Start
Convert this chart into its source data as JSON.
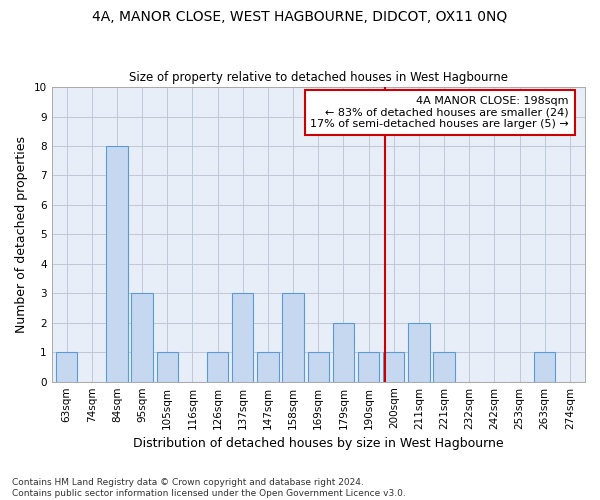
{
  "title1": "4A, MANOR CLOSE, WEST HAGBOURNE, DIDCOT, OX11 0NQ",
  "title2": "Size of property relative to detached houses in West Hagbourne",
  "xlabel": "Distribution of detached houses by size in West Hagbourne",
  "ylabel": "Number of detached properties",
  "footnote": "Contains HM Land Registry data © Crown copyright and database right 2024.\nContains public sector information licensed under the Open Government Licence v3.0.",
  "categories": [
    "63sqm",
    "74sqm",
    "84sqm",
    "95sqm",
    "105sqm",
    "116sqm",
    "126sqm",
    "137sqm",
    "147sqm",
    "158sqm",
    "169sqm",
    "179sqm",
    "190sqm",
    "200sqm",
    "211sqm",
    "221sqm",
    "232sqm",
    "242sqm",
    "253sqm",
    "263sqm",
    "274sqm"
  ],
  "values": [
    1,
    0,
    8,
    3,
    1,
    0,
    1,
    3,
    1,
    3,
    1,
    2,
    1,
    1,
    2,
    1,
    0,
    0,
    0,
    1,
    0
  ],
  "bar_color": "#c5d8f0",
  "bar_edge_color": "#5b9bd5",
  "bg_color": "#e8eef7",
  "grid_color": "#c0c8d8",
  "vline_x_index": 12.65,
  "vline_color": "#cc0000",
  "annotation_text": "4A MANOR CLOSE: 198sqm\n← 83% of detached houses are smaller (24)\n17% of semi-detached houses are larger (5) →",
  "annotation_box_color": "#ffffff",
  "annotation_box_edge": "#cc0000",
  "ylim": [
    0,
    10
  ],
  "yticks": [
    0,
    1,
    2,
    3,
    4,
    5,
    6,
    7,
    8,
    9,
    10
  ],
  "title1_fontsize": 10,
  "title2_fontsize": 8.5,
  "xlabel_fontsize": 9,
  "ylabel_fontsize": 9,
  "tick_fontsize": 7.5,
  "annotation_fontsize": 8,
  "footnote_fontsize": 6.5
}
End
Instructions for the task:
Say how many lines of the listing above contain "MANOR", with no other words.

Written response:
2